** Opening Document text block **


  3. TI Linux by Seth+Finklestein · · Score: 2, Funny

    I'll happily buy one or both of these calculators for my school-age children, provided that they can run TI Linux. Frankly, I have grown weary of the proprietary, closed-source interfaces that plague graphing calculators. They're essentially small computers; can't they run a real OS?

    Sincerely,
    Seth Finklestein
    Linux on Calculators Expert

    --
    I'm not Seth Finkelstein. I still speak the truth.
  4. I don't understand. by Anonymous Coward · · Score: 5, Funny

    Bloody hell, why must the urge to change the numbers of those calculators like that?

    WHY CANNOT THE NEW ONE BE LIKE 94?

    I don't want to remember that 83 is older than 86, but 83 plus silver-balls is never, and also faster.

    I hate this. Same thing with everything. Hell, we couldn't stick to mhz, but we had to begin with 2200+ and so on.

    At least those keep on incrementing.

  5. Let me be the first to say... by HardCase · · Score: 4, Funny

    That they can have my HP 48GX when they pry it from my cold, dead fingers. And even then, I'm not so sure...

    1. Re:Let me be the first to say... by Dielectric · · Score: 2, Funny

      RPG notation? Cool. My GX only has RPN. I did have FPS (Doom) for a bit, but I found that the demons didn't really have a good handle on matrix transforms.

  6. Re:TI-92 by jargoone · · Score: 4, Funny

    Buffer underrun? Your TI-92 had a CD burner?

  7. You had calculators? by jabber01 · · Score: 4, Funny

    Back in *my* day, we were only allowed to bring in some beans on strings. And only the yuppies could affor that. The rest of us had to carry a bucket of dirt, and make little piles on our desks. And we were THANKFUL!

    Have you any idea how hard it is to compute logarithms by counting grains of dirt?

    Kids these days! Sheesh!

    --

    The REAL jabber has the user id: 13196
    What you do today will cost you a day of your life

  8. Nothing beat the old TI-85 by Schezar · · Score: 2, Funny

    Ahh, the good old days...

    Back in High School, the teachers didn't necessarily understand the technology. Some profs would ban them altogether to prevent cheating. Others had no idea things like, say, ANSWERS and FORMULAE could be stored in them.

    I remember writing little programs that played cute little games. (And happened to have useful test information in the comments of the code.) I remember playing pong over that crappy link cable in the back of Calculus class.

    Best of all, I remember when the TI-86 came out. Sure it had more memory, but my parents just didn't understand a geek's needs. ("You already HAVE a calculator.")

** Closing Document text block **
** Opening Entries provided block **

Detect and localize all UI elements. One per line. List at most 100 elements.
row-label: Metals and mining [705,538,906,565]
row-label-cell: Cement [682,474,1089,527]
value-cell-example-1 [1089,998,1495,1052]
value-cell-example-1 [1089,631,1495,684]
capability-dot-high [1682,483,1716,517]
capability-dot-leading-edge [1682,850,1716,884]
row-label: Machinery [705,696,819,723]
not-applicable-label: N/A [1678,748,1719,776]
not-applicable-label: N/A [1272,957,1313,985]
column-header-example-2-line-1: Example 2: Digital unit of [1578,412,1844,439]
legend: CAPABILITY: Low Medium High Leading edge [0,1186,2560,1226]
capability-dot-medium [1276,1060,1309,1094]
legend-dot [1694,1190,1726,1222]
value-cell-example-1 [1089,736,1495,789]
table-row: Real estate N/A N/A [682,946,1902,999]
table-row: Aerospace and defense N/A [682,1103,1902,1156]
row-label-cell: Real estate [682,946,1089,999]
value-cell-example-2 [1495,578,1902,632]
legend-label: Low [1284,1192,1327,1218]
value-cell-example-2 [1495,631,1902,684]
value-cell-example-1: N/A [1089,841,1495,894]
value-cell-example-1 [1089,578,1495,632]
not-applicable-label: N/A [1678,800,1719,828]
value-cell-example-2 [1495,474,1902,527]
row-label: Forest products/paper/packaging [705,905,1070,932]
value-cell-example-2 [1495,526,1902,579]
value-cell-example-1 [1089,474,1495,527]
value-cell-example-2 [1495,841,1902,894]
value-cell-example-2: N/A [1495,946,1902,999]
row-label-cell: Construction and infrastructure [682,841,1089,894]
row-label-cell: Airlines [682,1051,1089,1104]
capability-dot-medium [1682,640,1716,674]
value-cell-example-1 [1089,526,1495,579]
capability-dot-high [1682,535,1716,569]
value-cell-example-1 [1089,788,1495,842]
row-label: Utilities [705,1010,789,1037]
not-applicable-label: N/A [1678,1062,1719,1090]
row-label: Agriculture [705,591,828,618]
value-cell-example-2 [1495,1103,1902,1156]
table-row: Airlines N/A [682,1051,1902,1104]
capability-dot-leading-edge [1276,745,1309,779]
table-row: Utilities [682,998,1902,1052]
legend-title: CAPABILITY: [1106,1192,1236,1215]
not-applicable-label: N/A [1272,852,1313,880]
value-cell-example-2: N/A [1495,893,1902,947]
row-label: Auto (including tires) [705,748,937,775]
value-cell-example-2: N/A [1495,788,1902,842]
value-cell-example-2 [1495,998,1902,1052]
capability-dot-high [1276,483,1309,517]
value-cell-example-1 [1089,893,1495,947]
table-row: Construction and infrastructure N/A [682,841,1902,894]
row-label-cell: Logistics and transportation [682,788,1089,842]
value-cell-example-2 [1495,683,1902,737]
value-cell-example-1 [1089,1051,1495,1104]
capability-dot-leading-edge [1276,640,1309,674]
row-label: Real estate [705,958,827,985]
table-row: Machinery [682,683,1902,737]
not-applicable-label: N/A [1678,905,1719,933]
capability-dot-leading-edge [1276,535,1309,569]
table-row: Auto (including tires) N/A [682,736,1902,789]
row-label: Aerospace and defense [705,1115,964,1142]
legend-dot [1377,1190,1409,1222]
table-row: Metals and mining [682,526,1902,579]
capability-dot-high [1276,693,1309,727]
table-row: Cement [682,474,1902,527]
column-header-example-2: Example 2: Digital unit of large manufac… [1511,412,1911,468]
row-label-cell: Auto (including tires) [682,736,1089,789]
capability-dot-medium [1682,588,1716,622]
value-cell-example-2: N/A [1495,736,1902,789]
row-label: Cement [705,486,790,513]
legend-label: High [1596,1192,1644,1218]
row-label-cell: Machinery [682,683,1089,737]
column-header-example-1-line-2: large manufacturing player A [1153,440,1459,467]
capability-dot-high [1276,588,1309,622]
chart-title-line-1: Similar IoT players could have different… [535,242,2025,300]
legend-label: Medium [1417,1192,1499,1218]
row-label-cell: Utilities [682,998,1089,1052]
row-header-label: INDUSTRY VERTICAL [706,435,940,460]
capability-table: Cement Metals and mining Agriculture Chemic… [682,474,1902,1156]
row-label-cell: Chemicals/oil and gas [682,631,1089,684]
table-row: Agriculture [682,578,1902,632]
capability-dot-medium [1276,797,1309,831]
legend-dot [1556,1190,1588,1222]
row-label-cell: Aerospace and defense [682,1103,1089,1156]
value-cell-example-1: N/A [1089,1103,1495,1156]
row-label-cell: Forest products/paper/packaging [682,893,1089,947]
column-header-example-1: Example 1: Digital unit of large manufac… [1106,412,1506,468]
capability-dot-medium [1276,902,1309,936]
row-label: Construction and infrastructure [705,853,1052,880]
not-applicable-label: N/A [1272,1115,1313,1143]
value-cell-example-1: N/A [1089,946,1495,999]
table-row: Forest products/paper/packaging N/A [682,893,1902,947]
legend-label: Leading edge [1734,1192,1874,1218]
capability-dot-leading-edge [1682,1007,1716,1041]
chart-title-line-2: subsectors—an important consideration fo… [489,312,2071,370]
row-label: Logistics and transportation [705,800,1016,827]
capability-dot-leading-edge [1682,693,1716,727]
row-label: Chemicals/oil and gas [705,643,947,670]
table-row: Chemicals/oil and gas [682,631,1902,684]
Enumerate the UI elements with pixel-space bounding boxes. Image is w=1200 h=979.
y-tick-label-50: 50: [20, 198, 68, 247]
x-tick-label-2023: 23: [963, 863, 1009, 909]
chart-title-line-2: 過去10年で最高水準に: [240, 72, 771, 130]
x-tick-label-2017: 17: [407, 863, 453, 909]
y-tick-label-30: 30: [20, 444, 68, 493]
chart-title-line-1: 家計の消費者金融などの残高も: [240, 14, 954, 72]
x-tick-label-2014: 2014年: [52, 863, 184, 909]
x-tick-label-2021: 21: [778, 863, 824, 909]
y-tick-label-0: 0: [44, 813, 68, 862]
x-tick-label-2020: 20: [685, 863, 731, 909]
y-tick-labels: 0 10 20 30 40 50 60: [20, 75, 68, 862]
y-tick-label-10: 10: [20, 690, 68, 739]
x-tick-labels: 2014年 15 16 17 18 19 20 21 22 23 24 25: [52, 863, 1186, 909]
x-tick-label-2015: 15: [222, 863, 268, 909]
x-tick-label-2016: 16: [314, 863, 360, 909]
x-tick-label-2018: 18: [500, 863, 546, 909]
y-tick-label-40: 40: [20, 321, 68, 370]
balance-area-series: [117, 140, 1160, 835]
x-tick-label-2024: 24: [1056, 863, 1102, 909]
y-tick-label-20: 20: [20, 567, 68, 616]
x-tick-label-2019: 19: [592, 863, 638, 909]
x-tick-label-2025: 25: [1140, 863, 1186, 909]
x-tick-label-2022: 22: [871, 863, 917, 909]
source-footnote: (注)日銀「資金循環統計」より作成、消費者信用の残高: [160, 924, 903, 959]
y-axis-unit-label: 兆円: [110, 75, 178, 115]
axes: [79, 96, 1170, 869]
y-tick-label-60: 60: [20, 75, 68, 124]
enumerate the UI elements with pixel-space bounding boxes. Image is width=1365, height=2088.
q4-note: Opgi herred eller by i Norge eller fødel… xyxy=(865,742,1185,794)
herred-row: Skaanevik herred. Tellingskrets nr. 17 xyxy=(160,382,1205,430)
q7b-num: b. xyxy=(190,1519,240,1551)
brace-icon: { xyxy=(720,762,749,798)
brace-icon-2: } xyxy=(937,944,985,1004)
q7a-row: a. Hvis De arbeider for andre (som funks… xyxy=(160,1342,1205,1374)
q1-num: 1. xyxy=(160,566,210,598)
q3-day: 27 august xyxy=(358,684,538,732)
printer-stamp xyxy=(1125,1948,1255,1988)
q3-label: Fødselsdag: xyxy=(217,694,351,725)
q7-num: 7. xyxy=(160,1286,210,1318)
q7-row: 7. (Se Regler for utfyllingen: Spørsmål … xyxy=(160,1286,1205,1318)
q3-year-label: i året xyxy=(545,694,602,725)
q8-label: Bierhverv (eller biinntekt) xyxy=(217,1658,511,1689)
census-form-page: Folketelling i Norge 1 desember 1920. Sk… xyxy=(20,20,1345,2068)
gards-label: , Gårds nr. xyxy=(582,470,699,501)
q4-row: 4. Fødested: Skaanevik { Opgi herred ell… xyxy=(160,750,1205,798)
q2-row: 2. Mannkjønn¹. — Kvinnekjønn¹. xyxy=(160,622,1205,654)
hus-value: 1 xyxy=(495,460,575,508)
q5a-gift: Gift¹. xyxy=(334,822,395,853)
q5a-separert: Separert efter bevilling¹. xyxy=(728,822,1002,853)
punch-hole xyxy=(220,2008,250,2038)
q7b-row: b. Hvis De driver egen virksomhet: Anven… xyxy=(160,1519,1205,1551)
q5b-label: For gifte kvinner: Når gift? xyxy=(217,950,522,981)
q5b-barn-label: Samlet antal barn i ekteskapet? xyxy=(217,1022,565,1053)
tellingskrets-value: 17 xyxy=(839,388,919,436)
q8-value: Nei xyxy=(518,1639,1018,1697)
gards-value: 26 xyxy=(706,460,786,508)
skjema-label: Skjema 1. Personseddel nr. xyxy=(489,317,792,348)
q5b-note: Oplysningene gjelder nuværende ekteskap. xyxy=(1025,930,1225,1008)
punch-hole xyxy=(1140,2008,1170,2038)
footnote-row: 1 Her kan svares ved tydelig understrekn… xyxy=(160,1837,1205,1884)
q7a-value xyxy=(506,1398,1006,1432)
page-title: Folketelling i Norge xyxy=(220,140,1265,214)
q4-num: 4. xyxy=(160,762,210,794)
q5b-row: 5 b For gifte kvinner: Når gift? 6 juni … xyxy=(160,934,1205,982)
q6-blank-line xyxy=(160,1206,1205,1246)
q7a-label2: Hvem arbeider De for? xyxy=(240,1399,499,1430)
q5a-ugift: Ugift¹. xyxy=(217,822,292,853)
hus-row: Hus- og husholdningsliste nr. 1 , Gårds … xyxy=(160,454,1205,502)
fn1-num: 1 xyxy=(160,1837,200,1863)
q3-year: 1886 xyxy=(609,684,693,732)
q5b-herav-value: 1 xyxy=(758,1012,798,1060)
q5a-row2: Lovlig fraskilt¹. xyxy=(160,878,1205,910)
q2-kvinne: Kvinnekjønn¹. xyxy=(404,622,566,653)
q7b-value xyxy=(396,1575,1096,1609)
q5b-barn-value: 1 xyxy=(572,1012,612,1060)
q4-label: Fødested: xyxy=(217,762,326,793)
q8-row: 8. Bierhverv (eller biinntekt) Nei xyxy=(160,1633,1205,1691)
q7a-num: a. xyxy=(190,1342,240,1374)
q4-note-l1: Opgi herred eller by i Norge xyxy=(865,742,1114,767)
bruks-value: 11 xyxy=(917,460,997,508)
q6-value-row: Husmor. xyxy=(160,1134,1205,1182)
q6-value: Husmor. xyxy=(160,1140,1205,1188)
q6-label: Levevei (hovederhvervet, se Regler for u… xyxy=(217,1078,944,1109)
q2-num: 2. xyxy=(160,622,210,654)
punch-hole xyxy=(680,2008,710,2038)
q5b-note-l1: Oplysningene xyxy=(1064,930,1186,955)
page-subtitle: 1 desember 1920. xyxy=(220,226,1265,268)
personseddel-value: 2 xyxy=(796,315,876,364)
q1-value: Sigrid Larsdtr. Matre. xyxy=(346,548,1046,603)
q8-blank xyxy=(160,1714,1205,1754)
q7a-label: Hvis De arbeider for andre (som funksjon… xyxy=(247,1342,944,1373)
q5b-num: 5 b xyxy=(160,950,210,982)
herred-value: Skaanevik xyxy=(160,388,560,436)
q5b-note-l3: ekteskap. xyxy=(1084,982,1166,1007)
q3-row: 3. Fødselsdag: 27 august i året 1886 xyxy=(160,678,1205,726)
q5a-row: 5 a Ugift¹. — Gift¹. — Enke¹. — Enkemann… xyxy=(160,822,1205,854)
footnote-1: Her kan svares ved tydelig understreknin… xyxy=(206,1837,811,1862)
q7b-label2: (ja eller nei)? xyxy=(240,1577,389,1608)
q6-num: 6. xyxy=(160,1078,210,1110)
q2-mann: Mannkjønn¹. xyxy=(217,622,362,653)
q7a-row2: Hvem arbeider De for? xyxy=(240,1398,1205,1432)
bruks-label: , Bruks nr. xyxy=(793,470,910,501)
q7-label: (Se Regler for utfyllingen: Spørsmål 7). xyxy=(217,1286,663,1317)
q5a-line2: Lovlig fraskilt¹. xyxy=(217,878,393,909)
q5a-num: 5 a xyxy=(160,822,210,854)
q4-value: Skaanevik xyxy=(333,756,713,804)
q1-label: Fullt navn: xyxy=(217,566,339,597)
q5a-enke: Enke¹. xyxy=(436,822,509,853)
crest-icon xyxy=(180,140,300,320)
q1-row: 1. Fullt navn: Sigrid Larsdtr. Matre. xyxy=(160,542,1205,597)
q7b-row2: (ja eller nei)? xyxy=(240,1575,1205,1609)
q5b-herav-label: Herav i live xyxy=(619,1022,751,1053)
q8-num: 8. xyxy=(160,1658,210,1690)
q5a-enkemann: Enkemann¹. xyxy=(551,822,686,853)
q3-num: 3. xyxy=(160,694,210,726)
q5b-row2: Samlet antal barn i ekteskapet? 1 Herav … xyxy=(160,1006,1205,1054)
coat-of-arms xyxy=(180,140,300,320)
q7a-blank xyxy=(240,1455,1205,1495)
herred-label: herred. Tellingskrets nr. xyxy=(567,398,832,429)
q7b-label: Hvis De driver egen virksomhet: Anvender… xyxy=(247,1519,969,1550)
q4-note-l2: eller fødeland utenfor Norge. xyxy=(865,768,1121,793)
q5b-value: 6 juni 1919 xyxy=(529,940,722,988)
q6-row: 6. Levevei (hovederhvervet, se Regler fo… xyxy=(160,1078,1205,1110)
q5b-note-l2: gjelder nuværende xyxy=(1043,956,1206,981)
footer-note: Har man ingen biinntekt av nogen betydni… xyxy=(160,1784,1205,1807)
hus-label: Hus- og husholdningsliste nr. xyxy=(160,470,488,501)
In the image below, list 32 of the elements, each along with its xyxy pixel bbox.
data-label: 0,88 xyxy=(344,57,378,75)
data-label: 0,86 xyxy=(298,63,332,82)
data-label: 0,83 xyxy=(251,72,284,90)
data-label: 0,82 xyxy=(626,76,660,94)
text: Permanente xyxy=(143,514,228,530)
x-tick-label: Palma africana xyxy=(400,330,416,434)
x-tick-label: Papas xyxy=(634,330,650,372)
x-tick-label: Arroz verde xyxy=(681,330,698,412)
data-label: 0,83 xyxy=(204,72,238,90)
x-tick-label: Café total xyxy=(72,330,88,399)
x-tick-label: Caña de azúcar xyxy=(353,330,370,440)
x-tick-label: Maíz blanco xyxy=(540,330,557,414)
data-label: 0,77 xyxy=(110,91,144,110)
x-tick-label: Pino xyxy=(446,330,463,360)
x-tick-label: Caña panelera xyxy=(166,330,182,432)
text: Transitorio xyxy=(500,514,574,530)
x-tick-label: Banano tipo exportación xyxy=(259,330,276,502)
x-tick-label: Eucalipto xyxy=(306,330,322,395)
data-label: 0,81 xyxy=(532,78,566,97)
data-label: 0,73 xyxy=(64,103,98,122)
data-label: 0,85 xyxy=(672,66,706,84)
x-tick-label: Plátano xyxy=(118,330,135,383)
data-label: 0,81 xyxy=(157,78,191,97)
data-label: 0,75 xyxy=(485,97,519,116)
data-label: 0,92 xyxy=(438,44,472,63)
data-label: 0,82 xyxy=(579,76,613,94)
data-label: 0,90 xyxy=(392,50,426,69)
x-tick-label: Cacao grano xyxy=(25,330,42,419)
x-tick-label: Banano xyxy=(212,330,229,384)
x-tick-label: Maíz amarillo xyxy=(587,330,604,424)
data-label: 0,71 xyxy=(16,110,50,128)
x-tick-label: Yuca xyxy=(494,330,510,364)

** Closing Entries provided block **

• [Actions to take]:
1) Answer these about the calculator comment thread:
(a) Which calculator does HardCase say can be taken only "when they pry it from my cold, dead fingers"?
(b) In jabber01's comment, what did "the rest of us" have to carry?
(c) What game did Schezar play over the link cable in the back of Calculus class?
2) Resume the calculator comment thread from where it stops.
These entries are separate material, unrelated to the calculator comment thread.

• [Results]:
1)
(a) An HP 48GX.
(b) A bucket of dirt.
(c) Pong.

2)
    Of course, geekery knows no bounds. Scant weeks later I'd overclocked my 85. Sure, it went through a whole set of batteries a week, and the games wouldn't work anymore, but it was FAST! (Faster than everyone else's 86 at least ^_~)

    --
    GeekNights!
    Late Night Radio for Geeks!
  9. Re:Bordering on off-topic, but... by Krapangor · · Score: 1, Funny

    This is illegal according to the monopoly and shortage exploition act. Might also be private accumulation fraud but IANAL.

    --
    Owner of a Mensa membership card.
  10. Also includes... by k3vmo · · Score: 3, Funny

    Also includes new feature to calculate the number of years it'll take me to afford the 40gb iPod...

  11. Re:Summary of competition (HP calculators) by koehn · · Score: 2, Funny
    The RPNs worth buying are:

    16C - awesome calculator for programmers, especially embedded work. There is no better number system converter available at any price. No I can't do bin/dec/hex in my head faster than the 16C and neither can you. Expensive due to relatively low numbers produced.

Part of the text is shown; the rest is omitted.